Record list:

▬▬▬

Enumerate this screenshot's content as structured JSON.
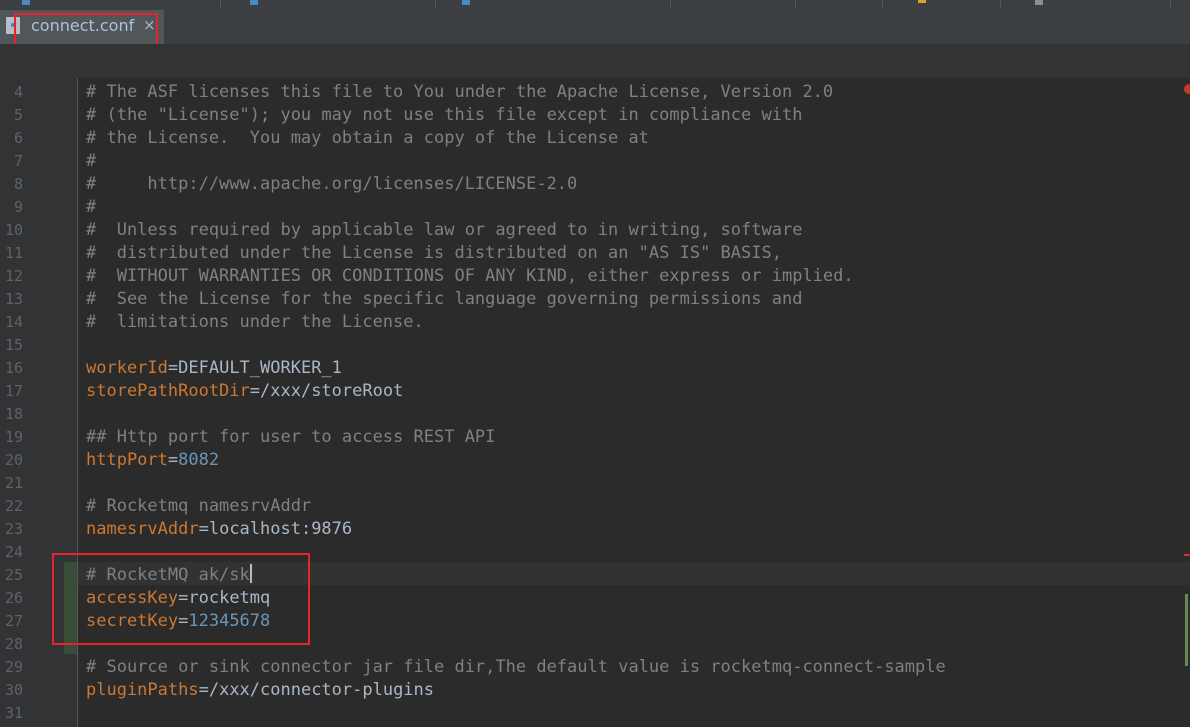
{
  "tab": {
    "title": "connect.conf",
    "close": "×"
  },
  "gutter": {
    "line_numbers": [
      "4",
      "5",
      "6",
      "7",
      "8",
      "9",
      "10",
      "11",
      "12",
      "13",
      "14",
      "15",
      "16",
      "17",
      "18",
      "19",
      "20",
      "21",
      "22",
      "23",
      "24",
      "25",
      "26",
      "27",
      "28",
      "29",
      "30",
      "31"
    ]
  },
  "code": {
    "l4": "# The ASF licenses this file to You under the Apache License, Version 2.0",
    "l5": "# (the \"License\"); you may not use this file except in compliance with",
    "l6": "# the License.  You may obtain a copy of the License at",
    "l7": "#",
    "l8": "#     http://www.apache.org/licenses/LICENSE-2.0",
    "l9": "#",
    "l10": "#  Unless required by applicable law or agreed to in writing, software",
    "l11": "#  distributed under the License is distributed on an \"AS IS\" BASIS,",
    "l12": "#  WITHOUT WARRANTIES OR CONDITIONS OF ANY KIND, either express or implied.",
    "l13": "#  See the License for the specific language governing permissions and",
    "l14": "#  limitations under the License.",
    "l16_key": "workerId",
    "l16_val": "DEFAULT_WORKER_1",
    "l17_key": "storePathRootDir",
    "l17_val": "/xxx/storeRoot",
    "l19": "## Http port for user to access REST API",
    "l20_key": "httpPort",
    "l20_val": "8082",
    "l22": "# Rocketmq namesrvAddr",
    "l23_key": "namesrvAddr",
    "l23_val": "localhost:9876",
    "l25": "# RocketMQ ak/sk",
    "l26_key": "accessKey",
    "l26_val": "rocketmq",
    "l27_key": "secretKey",
    "l27_val": "12345678",
    "l29": "# Source or sink connector jar file dir,The default value is rocketmq-connect-sample",
    "l30_key": "pluginPaths",
    "l30_val": "/xxx/connector-plugins",
    "eq": "="
  },
  "colors": {
    "background": "#2b2b2b",
    "comment": "#808080",
    "key": "#cc7832",
    "number": "#6897bb",
    "text": "#a9b7c6",
    "highlight_box": "#e8232c"
  }
}
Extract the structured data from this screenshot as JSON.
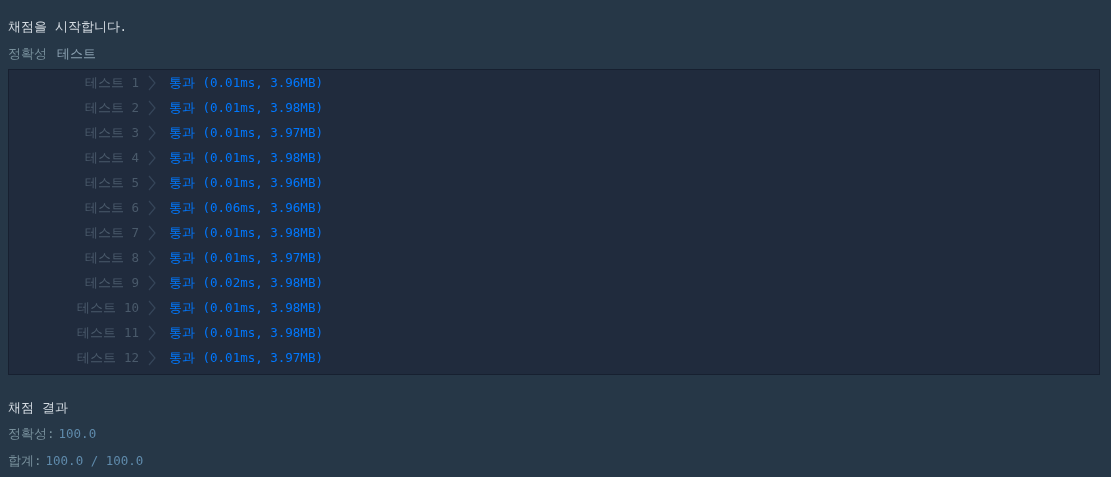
{
  "heading": "채점을 시작합니다.",
  "section_tabs": [
    "정확성",
    "테스트"
  ],
  "tests": [
    {
      "label": "테스트 1",
      "result": "통과 (0.01ms, 3.96MB)"
    },
    {
      "label": "테스트 2",
      "result": "통과 (0.01ms, 3.98MB)"
    },
    {
      "label": "테스트 3",
      "result": "통과 (0.01ms, 3.97MB)"
    },
    {
      "label": "테스트 4",
      "result": "통과 (0.01ms, 3.98MB)"
    },
    {
      "label": "테스트 5",
      "result": "통과 (0.01ms, 3.96MB)"
    },
    {
      "label": "테스트 6",
      "result": "통과 (0.06ms, 3.96MB)"
    },
    {
      "label": "테스트 7",
      "result": "통과 (0.01ms, 3.98MB)"
    },
    {
      "label": "테스트 8",
      "result": "통과 (0.01ms, 3.97MB)"
    },
    {
      "label": "테스트 9",
      "result": "통과 (0.02ms, 3.98MB)"
    },
    {
      "label": "테스트 10",
      "result": "통과 (0.01ms, 3.98MB)"
    },
    {
      "label": "테스트 11",
      "result": "통과 (0.01ms, 3.98MB)"
    },
    {
      "label": "테스트 12",
      "result": "통과 (0.01ms, 3.97MB)"
    }
  ],
  "result_title": "채점 결과",
  "summary": [
    {
      "label": "정확성:",
      "value": "100.0"
    },
    {
      "label": "합계:",
      "value": "100.0 / 100.0"
    }
  ]
}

▬▬▬

Stated goal:
Among the entries above, how many lines hold the string "structured"? Give the number by itself.

Result of this task:
2